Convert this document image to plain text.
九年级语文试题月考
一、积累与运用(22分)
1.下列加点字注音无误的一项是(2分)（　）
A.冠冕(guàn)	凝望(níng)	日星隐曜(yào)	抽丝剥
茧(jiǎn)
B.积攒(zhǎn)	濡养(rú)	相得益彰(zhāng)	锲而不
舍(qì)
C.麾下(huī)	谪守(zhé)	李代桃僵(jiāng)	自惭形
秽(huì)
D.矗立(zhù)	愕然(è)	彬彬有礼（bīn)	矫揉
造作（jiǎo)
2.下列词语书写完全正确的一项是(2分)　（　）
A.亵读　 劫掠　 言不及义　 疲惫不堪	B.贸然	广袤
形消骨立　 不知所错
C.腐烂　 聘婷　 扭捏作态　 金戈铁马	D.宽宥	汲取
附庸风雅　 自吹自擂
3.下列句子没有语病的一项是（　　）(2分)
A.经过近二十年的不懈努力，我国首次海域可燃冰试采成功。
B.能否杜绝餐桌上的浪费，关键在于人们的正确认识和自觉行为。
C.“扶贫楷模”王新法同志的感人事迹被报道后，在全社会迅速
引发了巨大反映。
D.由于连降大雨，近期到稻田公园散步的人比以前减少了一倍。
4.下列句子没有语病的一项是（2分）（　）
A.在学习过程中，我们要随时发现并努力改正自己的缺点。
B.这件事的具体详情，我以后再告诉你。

•••••

**WORK REQUIRED:**
Quote all the records. Keep every word exact.

**THE SOLUTION:**
Convert this document image to plain text.
九年级语文试题月考
一、积累与运用(22分)
1.下列加点字注音无误的一项是(2分)（　）
A.冠冕(guàn)	凝望(níng)	日星隐曜(yào)	抽丝剥
茧(jiǎn)
B.积攒(zhǎn)	濡养(rú)	相得益彰(zhāng)	锲而不
舍(qì)
C.麾下(huī)	谪守(zhé)	李代桃僵(jiāng)	自惭形
秽(huì)
D.矗立(zhù)	愕然(è)	彬彬有礼（bīn)	矫揉
造作（jiǎo)
2.下列词语书写完全正确的一项是(2分)　（　）
A.亵读　 劫掠　 言不及义　 疲惫不堪	B.贸然	广袤
形消骨立　 不知所错
C.腐烂　 聘婷　 扭捏作态　 金戈铁马	D.宽宥	汲取
附庸风雅　 自吹自擂
3.下列句子没有语病的一项是（　　）(2分)
A.经过近二十年的不懈努力，我国首次海域可燃冰试采成功。
B.能否杜绝餐桌上的浪费，关键在于人们的正确认识和自觉行为。
C.“扶贫楷模”王新法同志的感人事迹被报道后，在全社会迅速
引发了巨大反映。
D.由于连降大雨，近期到稻田公园散步的人比以前减少了一倍。
4.下列句子没有语病的一项是（2分）（　）
A.在学习过程中，我们要随时发现并努力改正自己的缺点。
B.这件事的具体详情，我以后再告诉你。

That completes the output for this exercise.